## [Objective]
Each line should be copied exactly.

>> START Information given

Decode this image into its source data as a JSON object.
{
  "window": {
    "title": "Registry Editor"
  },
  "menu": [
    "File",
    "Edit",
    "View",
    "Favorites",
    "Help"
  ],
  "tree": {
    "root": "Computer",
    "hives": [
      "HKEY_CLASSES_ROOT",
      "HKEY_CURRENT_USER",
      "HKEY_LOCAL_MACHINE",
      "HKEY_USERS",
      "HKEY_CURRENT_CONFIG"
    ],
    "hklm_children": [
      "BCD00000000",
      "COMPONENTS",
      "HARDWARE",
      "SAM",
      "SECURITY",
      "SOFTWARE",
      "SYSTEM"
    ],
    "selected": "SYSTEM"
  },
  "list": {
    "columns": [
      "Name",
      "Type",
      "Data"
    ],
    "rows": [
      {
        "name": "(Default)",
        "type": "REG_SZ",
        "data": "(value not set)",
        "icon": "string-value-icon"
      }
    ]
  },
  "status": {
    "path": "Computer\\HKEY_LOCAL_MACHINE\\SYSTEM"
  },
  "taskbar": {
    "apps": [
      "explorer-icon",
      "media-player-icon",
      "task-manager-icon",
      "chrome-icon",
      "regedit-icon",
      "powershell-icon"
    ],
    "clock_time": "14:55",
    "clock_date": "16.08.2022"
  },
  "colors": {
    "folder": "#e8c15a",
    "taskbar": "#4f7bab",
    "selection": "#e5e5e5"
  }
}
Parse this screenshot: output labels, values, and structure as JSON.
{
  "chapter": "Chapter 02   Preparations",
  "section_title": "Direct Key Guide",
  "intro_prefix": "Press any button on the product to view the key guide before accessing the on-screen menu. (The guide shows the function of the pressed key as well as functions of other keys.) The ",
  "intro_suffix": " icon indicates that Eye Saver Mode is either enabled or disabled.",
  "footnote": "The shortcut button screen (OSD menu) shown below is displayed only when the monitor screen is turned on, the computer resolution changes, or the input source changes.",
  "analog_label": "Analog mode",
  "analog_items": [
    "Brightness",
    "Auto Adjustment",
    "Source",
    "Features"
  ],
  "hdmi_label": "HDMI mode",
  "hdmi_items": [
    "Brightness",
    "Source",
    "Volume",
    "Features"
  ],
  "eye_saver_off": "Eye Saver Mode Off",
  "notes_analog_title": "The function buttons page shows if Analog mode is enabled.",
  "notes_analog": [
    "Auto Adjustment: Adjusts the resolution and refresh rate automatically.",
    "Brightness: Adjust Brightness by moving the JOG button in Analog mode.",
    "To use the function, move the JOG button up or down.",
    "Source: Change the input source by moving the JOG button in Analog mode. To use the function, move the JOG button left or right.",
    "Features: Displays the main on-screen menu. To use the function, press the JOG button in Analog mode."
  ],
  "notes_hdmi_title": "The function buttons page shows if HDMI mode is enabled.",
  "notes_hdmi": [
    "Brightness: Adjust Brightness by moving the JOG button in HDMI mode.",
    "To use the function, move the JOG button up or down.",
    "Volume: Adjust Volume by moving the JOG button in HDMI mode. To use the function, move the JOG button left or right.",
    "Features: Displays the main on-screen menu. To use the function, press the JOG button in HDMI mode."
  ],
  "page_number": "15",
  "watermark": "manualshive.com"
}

>> END Information given

## [Task output]
Decode this image into its source data as a JSON object.
{
  "window": {
    "title": "Registry Editor"
  },
  "menu": [
    "File",
    "Edit",
    "View",
    "Favorites",
    "Help"
  ],
  "tree": {
    "root": "Computer",
    "hives": [
      "HKEY_CLASSES_ROOT",
      "HKEY_CURRENT_USER",
      "HKEY_LOCAL_MACHINE",
      "HKEY_USERS",
      "HKEY_CURRENT_CONFIG"
    ],
    "hklm_children": [
      "BCD00000000",
      "COMPONENTS",
      "HARDWARE",
      "SAM",
      "SECURITY",
      "SOFTWARE",
      "SYSTEM"
    ],
    "selected": "SYSTEM"
  },
  "list": {
    "columns": [
      "Name",
      "Type",
      "Data"
    ],
    "rows": [
      {
        "name": "(Default)",
        "type": "REG_SZ",
        "data": "(value not set)",
        "icon": "string-value-icon"
      }
    ]
  },
  "status": {
    "path": "Computer\\HKEY_LOCAL_MACHINE\\SYSTEM"
  },
  "taskbar": {
    "apps": [
      "explorer-icon",
      "media-player-icon",
      "task-manager-icon",
      "chrome-icon",
      "regedit-icon",
      "powershell-icon"
    ],
    "clock_time": "14:55",
    "clock_date": "16.08.2022"
  },
  "colors": {
    "folder": "#e8c15a",
    "taskbar": "#4f7bab",
    "selection": "#e5e5e5"
  }
}
Parse this screenshot: output labels, values, and structure as JSON.
{
  "chapter": "Chapter 02   Preparations",
  "section_title": "Direct Key Guide",
  "intro_prefix": "Press any button on the product to view the key guide before accessing the on-screen menu. (The guide shows the function of the pressed key as well as functions of other keys.) The ",
  "intro_suffix": " icon indicates that Eye Saver Mode is either enabled or disabled.",
  "footnote": "The shortcut button screen (OSD menu) shown below is displayed only when the monitor screen is turned on, the computer resolution changes, or the input source changes.",
  "analog_label": "Analog mode",
  "analog_items": [
    "Brightness",
    "Auto Adjustment",
    "Source",
    "Features"
  ],
  "hdmi_label": "HDMI mode",
  "hdmi_items": [
    "Brightness",
    "Source",
    "Volume",
    "Features"
  ],
  "eye_saver_off": "Eye Saver Mode Off",
  "notes_analog_title": "The function buttons page shows if Analog mode is enabled.",
  "notes_analog": [
    "Auto Adjustment: Adjusts the resolution and refresh rate automatically.",
    "Brightness: Adjust Brightness by moving the JOG button in Analog mode.",
    "To use the function, move the JOG button up or down.",
    "Source: Change the input source by moving the JOG button in Analog mode. To use the function, move the JOG button left or right.",
    "Features: Displays the main on-screen menu. To use the function, press the JOG button in Analog mode."
  ],
  "notes_hdmi_title": "The function buttons page shows if HDMI mode is enabled.",
  "notes_hdmi": [
    "Brightness: Adjust Brightness by moving the JOG button in HDMI mode.",
    "To use the function, move the JOG button up or down.",
    "Volume: Adjust Volume by moving the JOG button in HDMI mode. To use the function, move the JOG button left or right.",
    "Features: Displays the main on-screen menu. To use the function, press the JOG button in HDMI mode."
  ],
  "page_number": "15",
  "watermark": "manualshive.com"
}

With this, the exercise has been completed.